◆ Task instructions: Transcribe the entries below exactly.

◆ Excerpted records:

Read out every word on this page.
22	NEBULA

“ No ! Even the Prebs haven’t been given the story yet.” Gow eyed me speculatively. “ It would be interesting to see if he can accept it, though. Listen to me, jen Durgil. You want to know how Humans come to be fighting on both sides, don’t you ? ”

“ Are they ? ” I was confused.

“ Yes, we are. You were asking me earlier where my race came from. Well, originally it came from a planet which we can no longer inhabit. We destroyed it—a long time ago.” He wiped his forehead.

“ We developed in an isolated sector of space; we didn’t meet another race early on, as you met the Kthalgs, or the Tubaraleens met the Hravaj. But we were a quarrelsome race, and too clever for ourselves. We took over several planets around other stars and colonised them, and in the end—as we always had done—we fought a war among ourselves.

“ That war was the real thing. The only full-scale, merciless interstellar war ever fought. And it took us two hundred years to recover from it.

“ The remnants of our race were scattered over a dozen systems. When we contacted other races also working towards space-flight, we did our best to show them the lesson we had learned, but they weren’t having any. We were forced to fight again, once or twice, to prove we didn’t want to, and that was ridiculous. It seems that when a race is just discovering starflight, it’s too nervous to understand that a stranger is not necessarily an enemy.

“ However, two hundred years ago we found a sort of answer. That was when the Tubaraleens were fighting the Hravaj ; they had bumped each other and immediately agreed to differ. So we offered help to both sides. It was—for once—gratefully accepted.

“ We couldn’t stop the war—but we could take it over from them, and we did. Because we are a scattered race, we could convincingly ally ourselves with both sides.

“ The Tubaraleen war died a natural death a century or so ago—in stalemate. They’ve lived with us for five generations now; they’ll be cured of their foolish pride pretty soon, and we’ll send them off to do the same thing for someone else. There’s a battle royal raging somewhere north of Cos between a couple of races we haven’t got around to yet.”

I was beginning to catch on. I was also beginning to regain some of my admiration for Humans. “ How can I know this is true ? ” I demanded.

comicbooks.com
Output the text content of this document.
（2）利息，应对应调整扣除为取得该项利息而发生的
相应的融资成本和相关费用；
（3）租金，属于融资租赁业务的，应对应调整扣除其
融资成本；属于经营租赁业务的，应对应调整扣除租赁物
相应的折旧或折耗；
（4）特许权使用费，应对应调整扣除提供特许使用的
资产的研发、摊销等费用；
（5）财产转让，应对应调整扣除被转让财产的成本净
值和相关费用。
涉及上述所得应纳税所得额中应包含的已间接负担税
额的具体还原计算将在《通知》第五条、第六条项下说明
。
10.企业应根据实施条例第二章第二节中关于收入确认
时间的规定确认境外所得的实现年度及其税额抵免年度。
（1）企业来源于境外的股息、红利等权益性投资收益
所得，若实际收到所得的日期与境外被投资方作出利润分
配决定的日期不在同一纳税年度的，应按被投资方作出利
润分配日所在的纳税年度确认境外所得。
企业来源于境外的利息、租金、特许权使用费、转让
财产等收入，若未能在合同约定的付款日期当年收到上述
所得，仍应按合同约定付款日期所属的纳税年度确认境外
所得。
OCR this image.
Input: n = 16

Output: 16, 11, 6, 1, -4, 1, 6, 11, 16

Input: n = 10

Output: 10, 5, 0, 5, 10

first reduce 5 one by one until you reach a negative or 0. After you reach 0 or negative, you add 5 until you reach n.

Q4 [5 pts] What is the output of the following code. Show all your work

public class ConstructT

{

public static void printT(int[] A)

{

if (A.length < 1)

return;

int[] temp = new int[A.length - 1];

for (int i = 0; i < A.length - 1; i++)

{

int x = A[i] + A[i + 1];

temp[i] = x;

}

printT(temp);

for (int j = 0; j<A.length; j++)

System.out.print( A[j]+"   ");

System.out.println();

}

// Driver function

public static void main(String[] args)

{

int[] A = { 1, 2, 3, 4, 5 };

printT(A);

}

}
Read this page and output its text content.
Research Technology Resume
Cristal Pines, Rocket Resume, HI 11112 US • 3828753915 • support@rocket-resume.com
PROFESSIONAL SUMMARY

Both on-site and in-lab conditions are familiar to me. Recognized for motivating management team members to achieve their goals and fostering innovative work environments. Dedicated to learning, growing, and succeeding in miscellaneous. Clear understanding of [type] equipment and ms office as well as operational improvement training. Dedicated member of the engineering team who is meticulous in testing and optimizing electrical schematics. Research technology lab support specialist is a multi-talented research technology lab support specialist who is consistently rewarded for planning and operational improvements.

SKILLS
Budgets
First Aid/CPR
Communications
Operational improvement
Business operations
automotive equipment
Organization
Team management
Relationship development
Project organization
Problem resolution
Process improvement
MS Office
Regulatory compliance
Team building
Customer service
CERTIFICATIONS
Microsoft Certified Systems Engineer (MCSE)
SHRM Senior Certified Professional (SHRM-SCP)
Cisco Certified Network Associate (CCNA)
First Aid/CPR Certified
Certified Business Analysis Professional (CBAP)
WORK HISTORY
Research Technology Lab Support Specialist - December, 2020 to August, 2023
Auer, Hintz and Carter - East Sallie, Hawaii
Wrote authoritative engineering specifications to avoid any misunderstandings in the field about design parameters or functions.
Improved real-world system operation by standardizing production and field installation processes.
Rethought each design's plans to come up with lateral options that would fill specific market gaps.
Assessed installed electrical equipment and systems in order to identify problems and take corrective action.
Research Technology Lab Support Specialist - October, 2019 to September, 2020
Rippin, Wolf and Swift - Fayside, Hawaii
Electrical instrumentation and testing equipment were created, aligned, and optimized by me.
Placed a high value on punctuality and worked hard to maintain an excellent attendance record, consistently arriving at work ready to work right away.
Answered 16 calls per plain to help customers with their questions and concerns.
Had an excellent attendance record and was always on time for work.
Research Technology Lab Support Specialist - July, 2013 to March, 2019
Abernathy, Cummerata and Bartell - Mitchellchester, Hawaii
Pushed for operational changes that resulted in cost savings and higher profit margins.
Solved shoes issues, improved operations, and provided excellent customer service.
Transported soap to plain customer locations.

◆ Task result:
Read out every word on this page.
22	NEBULA

“ No ! Even the Prebs haven’t been given the story yet.” Gow eyed me speculatively. “ It would be interesting to see if he can accept it, though. Listen to me, jen Durgil. You want to know how Humans come to be fighting on both sides, don’t you ? ”

“ Are they ? ” I was confused.

“ Yes, we are. You were asking me earlier where my race came from. Well, originally it came from a planet which we can no longer inhabit. We destroyed it—a long time ago.” He wiped his forehead.

“ We developed in an isolated sector of space; we didn’t meet another race early on, as you met the Kthalgs, or the Tubaraleens met the Hravaj. But we were a quarrelsome race, and too clever for ourselves. We took over several planets around other stars and colonised them, and in the end—as we always had done—we fought a war among ourselves.

“ That war was the real thing. The only full-scale, merciless interstellar war ever fought. And it took us two hundred years to recover from it.

“ The remnants of our race were scattered over a dozen systems. When we contacted other races also working towards space-flight, we did our best to show them the lesson we had learned, but they weren’t having any. We were forced to fight again, once or twice, to prove we didn’t want to, and that was ridiculous. It seems that when a race is just discovering starflight, it’s too nervous to understand that a stranger is not necessarily an enemy.

“ However, two hundred years ago we found a sort of answer. That was when the Tubaraleens were fighting the Hravaj ; they had bumped each other and immediately agreed to differ. So we offered help to both sides. It was—for once—gratefully accepted.

“ We couldn’t stop the war—but we could take it over from them, and we did. Because we are a scattered race, we could convincingly ally ourselves with both sides.

“ The Tubaraleen war died a natural death a century or so ago—in stalemate. They’ve lived with us for five generations now; they’ll be cured of their foolish pride pretty soon, and we’ll send them off to do the same thing for someone else. There’s a battle royal raging somewhere north of Cos between a couple of races we haven’t got around to yet.”

I was beginning to catch on. I was also beginning to regain some of my admiration for Humans. “ How can I know this is true ? ” I demanded.

comicbooks.com
Output the text content of this document.
（2）利息，应对应调整扣除为取得该项利息而发生的
相应的融资成本和相关费用；
（3）租金，属于融资租赁业务的，应对应调整扣除其
融资成本；属于经营租赁业务的，应对应调整扣除租赁物
相应的折旧或折耗；
（4）特许权使用费，应对应调整扣除提供特许使用的
资产的研发、摊销等费用；
（5）财产转让，应对应调整扣除被转让财产的成本净
值和相关费用。
涉及上述所得应纳税所得额中应包含的已间接负担税
额的具体还原计算将在《通知》第五条、第六条项下说明
。
10.企业应根据实施条例第二章第二节中关于收入确认
时间的规定确认境外所得的实现年度及其税额抵免年度。
（1）企业来源于境外的股息、红利等权益性投资收益
所得，若实际收到所得的日期与境外被投资方作出利润分
配决定的日期不在同一纳税年度的，应按被投资方作出利
润分配日所在的纳税年度确认境外所得。
企业来源于境外的利息、租金、特许权使用费、转让
财产等收入，若未能在合同约定的付款日期当年收到上述
所得，仍应按合同约定付款日期所属的纳税年度确认境外
所得。
OCR this image.
Input: n = 16

Output: 16, 11, 6, 1, -4, 1, 6, 11, 16

Input: n = 10

Output: 10, 5, 0, 5, 10

first reduce 5 one by one until you reach a negative or 0. After you reach 0 or negative, you add 5 until you reach n.

Q4 [5 pts] What is the output of the following code. Show all your work

public class ConstructT

{

public static void printT(int[] A)

{

if (A.length < 1)

return;

int[] temp = new int[A.length - 1];

for (int i = 0; i < A.length - 1; i++)

{

int x = A[i] + A[i + 1];

temp[i] = x;

}

printT(temp);

for (int j = 0; j<A.length; j++)

System.out.print( A[j]+"   ");

System.out.println();

}

// Driver function

public static void main(String[] args)

{

int[] A = { 1, 2, 3, 4, 5 };

printT(A);

}

}
Read this page and output its text content.
Research Technology Resume
Cristal Pines, Rocket Resume, HI 11112 US • 3828753915 • support@rocket-resume.com
PROFESSIONAL SUMMARY

Both on-site and in-lab conditions are familiar to me. Recognized for motivating management team members to achieve their goals and fostering innovative work environments. Dedicated to learning, growing, and succeeding in miscellaneous. Clear understanding of [type] equipment and ms office as well as operational improvement training. Dedicated member of the engineering team who is meticulous in testing and optimizing electrical schematics. Research technology lab support specialist is a multi-talented research technology lab support specialist who is consistently rewarded for planning and operational improvements.

SKILLS
Budgets
First Aid/CPR
Communications
Operational improvement
Business operations
automotive equipment
Organization
Team management
Relationship development
Project organization
Problem resolution
Process improvement
MS Office
Regulatory compliance
Team building
Customer service
CERTIFICATIONS
Microsoft Certified Systems Engineer (MCSE)
SHRM Senior Certified Professional (SHRM-SCP)
Cisco Certified Network Associate (CCNA)
First Aid/CPR Certified
Certified Business Analysis Professional (CBAP)
WORK HISTORY
Research Technology Lab Support Specialist - December, 2020 to August, 2023
Auer, Hintz and Carter - East Sallie, Hawaii
Wrote authoritative engineering specifications to avoid any misunderstandings in the field about design parameters or functions.
Improved real-world system operation by standardizing production and field installation processes.
Rethought each design's plans to come up with lateral options that would fill specific market gaps.
Assessed installed electrical equipment and systems in order to identify problems and take corrective action.
Research Technology Lab Support Specialist - October, 2019 to September, 2020
Rippin, Wolf and Swift - Fayside, Hawaii
Electrical instrumentation and testing equipment were created, aligned, and optimized by me.
Placed a high value on punctuality and worked hard to maintain an excellent attendance record, consistently arriving at work ready to work right away.
Answered 16 calls per plain to help customers with their questions and concerns.
Had an excellent attendance record and was always on time for work.
Research Technology Lab Support Specialist - July, 2013 to March, 2019
Abernathy, Cummerata and Bartell - Mitchellchester, Hawaii
Pushed for operational changes that resulted in cost savings and higher profit margins.
Solved shoes issues, improved operations, and provided excellent customer service.
Transported soap to plain customer locations.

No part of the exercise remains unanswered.